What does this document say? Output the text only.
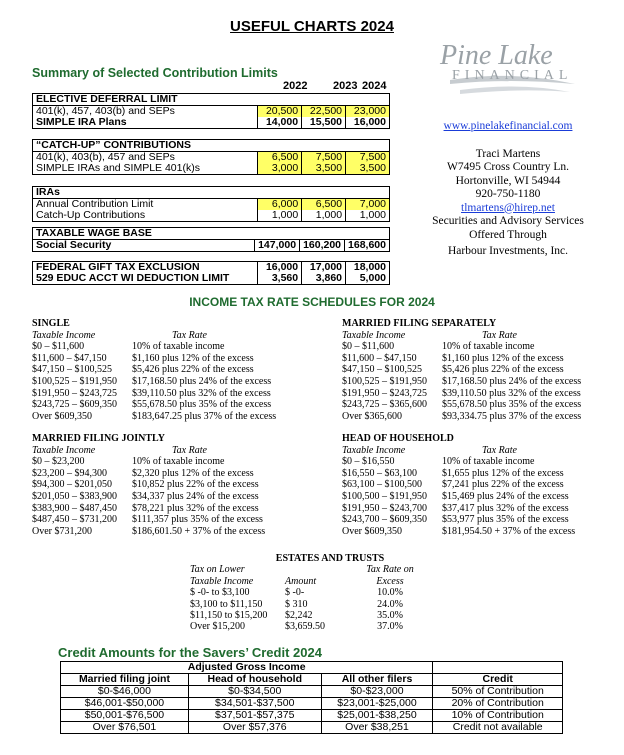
USEFUL CHARTS 2024
Summary of Selected Contribution Limits
2022 2023 2024
ELECTIVE DEFERRAL LIMIT			
401(k), 457, 403(b) and SEPs	20,500	22,500	23,000
SIMPLE IRA Plans	14,000	15,500	16,000
“CATCH-UP” CONTRIBUTIONS			
401(k), 403(b), 457 and SEPs	6,500	7,500	7,500
SIMPLE IRAs and SIMPLE 401(k)s	3,000	3,500	3,500
IRAs			
Annual Contribution Limit	6,000	6,500	7,000
Catch-Up Contributions	1,000	1,000	1,000
TAXABLE WAGE BASE
Social Security	147,000	160,200	168,600
FEDERAL GIFT TAX EXCLUSION	16,000	17,000	18,000
529 EDUC ACCT WI DEDUCTION LIMIT	3,560	3,860	5,000
Pine Lake
FINANCIAL
www.pinelakefinancial.com
Traci Martens
W7495 Cross Country Ln.
Hortonville, WI 54944
920-750-1180
tlmartens@hirep.net
Securities and Advisory Services
Offered Through
Harbour Investments, Inc.
INCOME TAX RATE SCHEDULES FOR 2024
SINGLE
Taxable Income	Tax Rate
$0 – $11,600	10% of taxable income
$11,600 – $47,150	$1,160 plus 12% of the excess
$47,150 – $100,525	$5,426 plus 22% of the excess
$100,525 – $191,950	$17,168.50 plus 24% of the excess
$191,950 – $243,725	$39,110.50 plus 32% of the excess
$243,725 – $609,350	$55,678.50 plus 35% of the excess
Over $609,350	$183,647.25 plus 37% of the excess
MARRIED FILING SEPARATELY
Taxable Income	Tax Rate
$0 – $11,600	10% of taxable income
$11,600 – $47,150	$1,160 plus 12% of the excess
$47,150 – $100,525	$5,426 plus 22% of the excess
$100,525 – $191,950	$17,168.50 plus 24% of the excess
$191,950 – $243,725	$39,110.50 plus 32% of the excess
$243,725 – $365,600	$55,678.50 plus 35% of the excess
Over $365,600	$93,334.75 plus 37% of the excess
MARRIED FILING JOINTLY
Taxable Income	Tax Rate
$0 – $23,200	10% of taxable income
$23,200 – $94,300	$2,320 plus 12% of the excess
$94,300 – $201,050	$10,852 plus 22% of the excess
$201,050 – $383,900	$34,337 plus 24% of the excess
$383,900 – $487,450	$78,221 plus 32% of the excess
$487,450 – $731,200	$111,357 plus 35% of the excess
Over $731,200	$186,601.50 + 37% of the excess
HEAD OF HOUSEHOLD
Taxable Income	Tax Rate
$0 – $16,550	10% of taxable income
$16,550 – $63,100	$1,655 plus 12% of the excess
$63,100 – $100,500	$7,241 plus 22% of the excess
$100,500 – $191,950	$15,469 plus 24% of the excess
$191,950 – $243,700	$37,417 plus 32% of the excess
$243,700 – $609,350	$53,977 plus 35% of the excess
Over $609,350	$181,954.50 + 37% of the excess
ESTATES AND TRUSTS
Tax on Lower	Tax Rate on
Taxable Income	Amount	Excess
$ -0- to $3,100	$ -0-	10.0%
$3,100 to $11,150	$ 310	24.0%
$11,150 to $15,200	$2,242	35.0%
Over $15,200	$3,659.50	37.0%
Credit Amounts for the Savers’ Credit 2024
Adjusted Gross Income			
Married filing joint	Head of household	All other filers	Credit
$0-$46,000	$0-$34,500	$0-$23,000	50% of Contribution
$46,001-$50,000	$34,501-$37,500	$23,001-$25,000	20% of Contribution
$50,001-$76,500	$37,501-$57,375	$25,001-$38,250	10% of Contribution
Over $76,501	Over $57,376	Over $38,251	Credit not available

==================================================

Give the entries again without a single change, but with no pictures.

What does this document say? Output the text only.
USEFUL CHARTS 2024
Summary of Selected Contribution Limits
2022 2023 2024
ELECTIVE DEFERRAL LIMIT			
401(k), 457, 403(b) and SEPs	20,500	22,500	23,000
SIMPLE IRA Plans	14,000	15,500	16,000
“CATCH-UP” CONTRIBUTIONS			
401(k), 403(b), 457 and SEPs	6,500	7,500	7,500
SIMPLE IRAs and SIMPLE 401(k)s	3,000	3,500	3,500
IRAs			
Annual Contribution Limit	6,000	6,500	7,000
Catch-Up Contributions	1,000	1,000	1,000
TAXABLE WAGE BASE
Social Security	147,000	160,200	168,600
FEDERAL GIFT TAX EXCLUSION	16,000	17,000	18,000
529 EDUC ACCT WI DEDUCTION LIMIT	3,560	3,860	5,000
Pine Lake
FINANCIAL
www.pinelakefinancial.com
Traci Martens
W7495 Cross Country Ln.
Hortonville, WI 54944
920-750-1180
tlmartens@hirep.net
Securities and Advisory Services
Offered Through
Harbour Investments, Inc.
INCOME TAX RATE SCHEDULES FOR 2024
SINGLE
Taxable Income	Tax Rate
$0 – $11,600	10% of taxable income
$11,600 – $47,150	$1,160 plus 12% of the excess
$47,150 – $100,525	$5,426 plus 22% of the excess
$100,525 – $191,950	$17,168.50 plus 24% of the excess
$191,950 – $243,725	$39,110.50 plus 32% of the excess
$243,725 – $609,350	$55,678.50 plus 35% of the excess
Over $609,350	$183,647.25 plus 37% of the excess
MARRIED FILING SEPARATELY
Taxable Income	Tax Rate
$0 – $11,600	10% of taxable income
$11,600 – $47,150	$1,160 plus 12% of the excess
$47,150 – $100,525	$5,426 plus 22% of the excess
$100,525 – $191,950	$17,168.50 plus 24% of the excess
$191,950 – $243,725	$39,110.50 plus 32% of the excess
$243,725 – $365,600	$55,678.50 plus 35% of the excess
Over $365,600	$93,334.75 plus 37% of the excess
MARRIED FILING JOINTLY
Taxable Income	Tax Rate
$0 – $23,200	10% of taxable income
$23,200 – $94,300	$2,320 plus 12% of the excess
$94,300 – $201,050	$10,852 plus 22% of the excess
$201,050 – $383,900	$34,337 plus 24% of the excess
$383,900 – $487,450	$78,221 plus 32% of the excess
$487,450 – $731,200	$111,357 plus 35% of the excess
Over $731,200	$186,601.50 + 37% of the excess
HEAD OF HOUSEHOLD
Taxable Income	Tax Rate
$0 – $16,550	10% of taxable income
$16,550 – $63,100	$1,655 plus 12% of the excess
$63,100 – $100,500	$7,241 plus 22% of the excess
$100,500 – $191,950	$15,469 plus 24% of the excess
$191,950 – $243,700	$37,417 plus 32% of the excess
$243,700 – $609,350	$53,977 plus 35% of the excess
Over $609,350	$181,954.50 + 37% of the excess
ESTATES AND TRUSTS
Tax on Lower	Tax Rate on
Taxable Income	Amount	Excess
$ -0- to $3,100	$ -0-	10.0%
$3,100 to $11,150	$ 310	24.0%
$11,150 to $15,200	$2,242	35.0%
Over $15,200	$3,659.50	37.0%
Credit Amounts for the Savers’ Credit 2024
Adjusted Gross Income			
Married filing joint	Head of household	All other filers	Credit
$0-$46,000	$0-$34,500	$0-$23,000	50% of Contribution
$46,001-$50,000	$34,501-$37,500	$23,001-$25,000	20% of Contribution
$50,001-$76,500	$37,501-$57,375	$25,001-$38,250	10% of Contribution
Over $76,501	Over $57,376	Over $38,251	Credit not available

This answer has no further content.